# Extracted material
------------------------

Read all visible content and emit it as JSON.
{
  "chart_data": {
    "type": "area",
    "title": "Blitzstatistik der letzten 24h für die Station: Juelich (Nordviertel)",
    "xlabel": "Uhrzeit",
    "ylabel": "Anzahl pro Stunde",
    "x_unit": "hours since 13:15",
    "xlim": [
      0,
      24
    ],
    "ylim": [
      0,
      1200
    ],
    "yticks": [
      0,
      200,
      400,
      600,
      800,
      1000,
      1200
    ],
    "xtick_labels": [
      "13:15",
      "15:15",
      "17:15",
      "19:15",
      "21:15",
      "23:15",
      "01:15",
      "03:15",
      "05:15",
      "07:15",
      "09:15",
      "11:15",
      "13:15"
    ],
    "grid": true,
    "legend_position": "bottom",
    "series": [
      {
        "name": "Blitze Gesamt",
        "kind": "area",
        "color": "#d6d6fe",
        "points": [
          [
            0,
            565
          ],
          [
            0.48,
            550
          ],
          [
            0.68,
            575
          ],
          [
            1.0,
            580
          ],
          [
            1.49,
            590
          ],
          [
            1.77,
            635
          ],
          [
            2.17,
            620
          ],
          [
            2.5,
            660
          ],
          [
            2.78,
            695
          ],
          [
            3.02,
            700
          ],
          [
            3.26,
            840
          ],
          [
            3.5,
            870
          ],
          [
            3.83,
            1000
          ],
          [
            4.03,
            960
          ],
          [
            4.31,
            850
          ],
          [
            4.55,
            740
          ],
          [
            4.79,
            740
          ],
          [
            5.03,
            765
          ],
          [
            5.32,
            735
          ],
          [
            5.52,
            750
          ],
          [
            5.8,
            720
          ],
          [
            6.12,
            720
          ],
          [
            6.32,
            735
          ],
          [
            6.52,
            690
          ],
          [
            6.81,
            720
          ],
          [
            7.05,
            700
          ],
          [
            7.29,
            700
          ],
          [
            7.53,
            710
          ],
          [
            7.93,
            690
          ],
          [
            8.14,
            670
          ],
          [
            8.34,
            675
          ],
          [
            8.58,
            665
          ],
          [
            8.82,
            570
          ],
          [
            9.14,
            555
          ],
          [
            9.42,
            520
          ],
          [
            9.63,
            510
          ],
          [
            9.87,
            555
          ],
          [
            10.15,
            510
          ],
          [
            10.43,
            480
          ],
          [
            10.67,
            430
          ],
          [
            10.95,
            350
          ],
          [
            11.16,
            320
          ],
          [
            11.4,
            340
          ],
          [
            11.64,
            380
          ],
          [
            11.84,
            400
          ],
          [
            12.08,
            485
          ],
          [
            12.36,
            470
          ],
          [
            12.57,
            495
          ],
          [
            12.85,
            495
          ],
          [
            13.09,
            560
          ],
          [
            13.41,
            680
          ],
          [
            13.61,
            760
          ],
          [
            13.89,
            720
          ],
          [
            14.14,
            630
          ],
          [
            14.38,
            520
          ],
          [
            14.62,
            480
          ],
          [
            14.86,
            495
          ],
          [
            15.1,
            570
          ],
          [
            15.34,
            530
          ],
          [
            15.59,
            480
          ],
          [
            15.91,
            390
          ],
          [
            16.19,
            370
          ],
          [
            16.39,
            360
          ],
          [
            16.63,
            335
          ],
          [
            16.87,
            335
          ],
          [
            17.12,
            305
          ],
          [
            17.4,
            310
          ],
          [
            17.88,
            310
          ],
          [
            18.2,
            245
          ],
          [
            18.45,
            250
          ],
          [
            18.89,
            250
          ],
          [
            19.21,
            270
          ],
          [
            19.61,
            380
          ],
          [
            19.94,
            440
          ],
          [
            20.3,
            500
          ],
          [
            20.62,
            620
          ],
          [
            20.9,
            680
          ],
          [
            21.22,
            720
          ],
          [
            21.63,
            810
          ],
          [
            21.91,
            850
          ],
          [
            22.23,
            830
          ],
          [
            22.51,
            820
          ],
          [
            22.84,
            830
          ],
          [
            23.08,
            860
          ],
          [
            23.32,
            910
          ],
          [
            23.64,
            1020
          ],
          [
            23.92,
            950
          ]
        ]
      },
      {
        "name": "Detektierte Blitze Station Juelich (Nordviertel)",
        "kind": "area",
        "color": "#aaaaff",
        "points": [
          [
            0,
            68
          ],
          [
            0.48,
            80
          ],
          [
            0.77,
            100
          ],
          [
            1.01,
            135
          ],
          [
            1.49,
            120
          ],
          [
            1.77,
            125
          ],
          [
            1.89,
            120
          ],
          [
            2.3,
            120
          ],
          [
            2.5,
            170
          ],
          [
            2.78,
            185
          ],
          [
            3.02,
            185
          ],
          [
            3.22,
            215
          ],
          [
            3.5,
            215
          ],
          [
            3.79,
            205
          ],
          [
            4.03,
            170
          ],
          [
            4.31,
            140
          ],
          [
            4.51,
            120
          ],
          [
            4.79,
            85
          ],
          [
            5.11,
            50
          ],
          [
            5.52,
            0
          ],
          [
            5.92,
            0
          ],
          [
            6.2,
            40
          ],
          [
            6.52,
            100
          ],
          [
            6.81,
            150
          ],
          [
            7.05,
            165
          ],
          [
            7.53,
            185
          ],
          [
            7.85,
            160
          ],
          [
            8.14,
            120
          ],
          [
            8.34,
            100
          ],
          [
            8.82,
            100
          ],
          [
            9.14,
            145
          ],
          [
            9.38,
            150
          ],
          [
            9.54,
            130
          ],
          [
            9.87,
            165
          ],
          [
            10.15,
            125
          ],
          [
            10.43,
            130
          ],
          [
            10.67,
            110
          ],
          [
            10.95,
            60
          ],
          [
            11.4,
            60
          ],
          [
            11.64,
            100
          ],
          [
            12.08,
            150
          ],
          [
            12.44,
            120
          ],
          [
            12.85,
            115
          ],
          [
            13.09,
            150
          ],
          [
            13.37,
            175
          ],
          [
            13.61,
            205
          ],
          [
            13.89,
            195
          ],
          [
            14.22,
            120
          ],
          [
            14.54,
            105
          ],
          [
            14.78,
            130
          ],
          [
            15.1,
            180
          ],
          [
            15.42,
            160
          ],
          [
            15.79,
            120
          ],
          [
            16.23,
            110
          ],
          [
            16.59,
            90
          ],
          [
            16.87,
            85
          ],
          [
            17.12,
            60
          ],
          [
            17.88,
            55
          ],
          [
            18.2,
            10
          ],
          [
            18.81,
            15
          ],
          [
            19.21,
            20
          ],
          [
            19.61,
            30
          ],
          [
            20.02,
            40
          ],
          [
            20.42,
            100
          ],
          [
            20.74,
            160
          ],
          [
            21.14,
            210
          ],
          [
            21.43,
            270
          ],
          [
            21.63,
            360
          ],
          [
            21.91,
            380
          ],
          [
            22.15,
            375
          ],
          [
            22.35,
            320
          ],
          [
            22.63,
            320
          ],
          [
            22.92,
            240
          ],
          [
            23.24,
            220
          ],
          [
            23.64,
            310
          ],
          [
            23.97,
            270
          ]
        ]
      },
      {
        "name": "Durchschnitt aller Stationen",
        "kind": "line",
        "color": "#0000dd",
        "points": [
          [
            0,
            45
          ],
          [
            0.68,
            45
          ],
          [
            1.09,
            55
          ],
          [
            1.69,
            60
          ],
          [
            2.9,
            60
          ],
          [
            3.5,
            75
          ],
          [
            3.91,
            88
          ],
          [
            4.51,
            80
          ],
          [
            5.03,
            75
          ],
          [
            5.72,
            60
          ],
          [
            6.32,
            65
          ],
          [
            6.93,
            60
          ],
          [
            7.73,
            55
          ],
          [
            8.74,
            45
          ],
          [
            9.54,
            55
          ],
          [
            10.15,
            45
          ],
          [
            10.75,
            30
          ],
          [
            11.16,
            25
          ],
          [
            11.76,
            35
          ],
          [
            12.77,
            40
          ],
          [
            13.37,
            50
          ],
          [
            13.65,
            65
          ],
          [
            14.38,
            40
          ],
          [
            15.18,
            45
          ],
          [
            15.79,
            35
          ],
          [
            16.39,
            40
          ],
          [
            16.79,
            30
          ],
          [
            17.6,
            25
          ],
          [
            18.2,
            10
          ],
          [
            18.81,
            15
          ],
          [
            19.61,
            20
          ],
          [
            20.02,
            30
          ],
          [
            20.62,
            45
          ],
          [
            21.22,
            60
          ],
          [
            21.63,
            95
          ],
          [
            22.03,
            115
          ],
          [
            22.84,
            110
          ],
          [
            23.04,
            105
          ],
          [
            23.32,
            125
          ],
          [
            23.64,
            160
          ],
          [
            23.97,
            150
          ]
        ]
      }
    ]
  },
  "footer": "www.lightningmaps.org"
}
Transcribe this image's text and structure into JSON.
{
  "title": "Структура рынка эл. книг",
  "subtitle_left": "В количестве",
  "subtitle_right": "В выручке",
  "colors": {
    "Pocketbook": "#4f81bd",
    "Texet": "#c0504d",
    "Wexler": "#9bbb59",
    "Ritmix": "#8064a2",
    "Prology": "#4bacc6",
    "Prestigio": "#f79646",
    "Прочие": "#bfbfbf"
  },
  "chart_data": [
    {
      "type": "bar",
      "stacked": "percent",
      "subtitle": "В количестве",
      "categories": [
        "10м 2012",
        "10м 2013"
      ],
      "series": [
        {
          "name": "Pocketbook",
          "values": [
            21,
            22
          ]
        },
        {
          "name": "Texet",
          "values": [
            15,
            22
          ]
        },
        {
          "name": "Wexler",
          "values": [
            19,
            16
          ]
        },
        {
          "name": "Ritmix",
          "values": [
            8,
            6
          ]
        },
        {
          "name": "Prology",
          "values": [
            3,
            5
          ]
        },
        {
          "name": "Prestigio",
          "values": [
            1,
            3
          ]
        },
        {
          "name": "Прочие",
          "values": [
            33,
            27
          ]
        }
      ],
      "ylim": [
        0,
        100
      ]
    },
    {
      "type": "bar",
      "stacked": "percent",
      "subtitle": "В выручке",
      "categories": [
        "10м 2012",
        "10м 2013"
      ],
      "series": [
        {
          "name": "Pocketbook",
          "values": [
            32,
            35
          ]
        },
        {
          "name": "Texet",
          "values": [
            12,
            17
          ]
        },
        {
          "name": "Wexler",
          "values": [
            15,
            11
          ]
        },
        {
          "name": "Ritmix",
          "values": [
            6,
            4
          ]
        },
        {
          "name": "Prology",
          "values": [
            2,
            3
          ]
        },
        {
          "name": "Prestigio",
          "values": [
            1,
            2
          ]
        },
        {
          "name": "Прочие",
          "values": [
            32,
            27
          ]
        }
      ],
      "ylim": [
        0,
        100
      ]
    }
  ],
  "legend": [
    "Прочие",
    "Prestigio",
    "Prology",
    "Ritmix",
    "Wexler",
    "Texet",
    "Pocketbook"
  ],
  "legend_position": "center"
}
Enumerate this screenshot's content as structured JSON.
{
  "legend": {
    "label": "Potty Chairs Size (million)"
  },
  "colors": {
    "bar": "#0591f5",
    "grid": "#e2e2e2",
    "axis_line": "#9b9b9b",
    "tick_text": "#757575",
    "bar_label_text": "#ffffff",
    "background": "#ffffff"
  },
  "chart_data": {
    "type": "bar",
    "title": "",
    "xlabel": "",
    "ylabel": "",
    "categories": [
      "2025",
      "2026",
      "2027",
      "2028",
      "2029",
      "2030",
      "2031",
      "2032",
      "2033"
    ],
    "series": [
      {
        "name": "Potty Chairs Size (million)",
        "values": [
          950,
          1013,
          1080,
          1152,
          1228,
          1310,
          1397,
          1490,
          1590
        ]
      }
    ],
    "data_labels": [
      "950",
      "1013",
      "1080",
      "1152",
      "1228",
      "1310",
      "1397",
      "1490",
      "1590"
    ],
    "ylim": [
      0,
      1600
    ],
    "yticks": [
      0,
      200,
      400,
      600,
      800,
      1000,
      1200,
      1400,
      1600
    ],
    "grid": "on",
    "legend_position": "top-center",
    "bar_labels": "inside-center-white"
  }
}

------------------------

# Objective
State the number of lines in the data that include the string "Prology", and add nothing else.

# Solution
4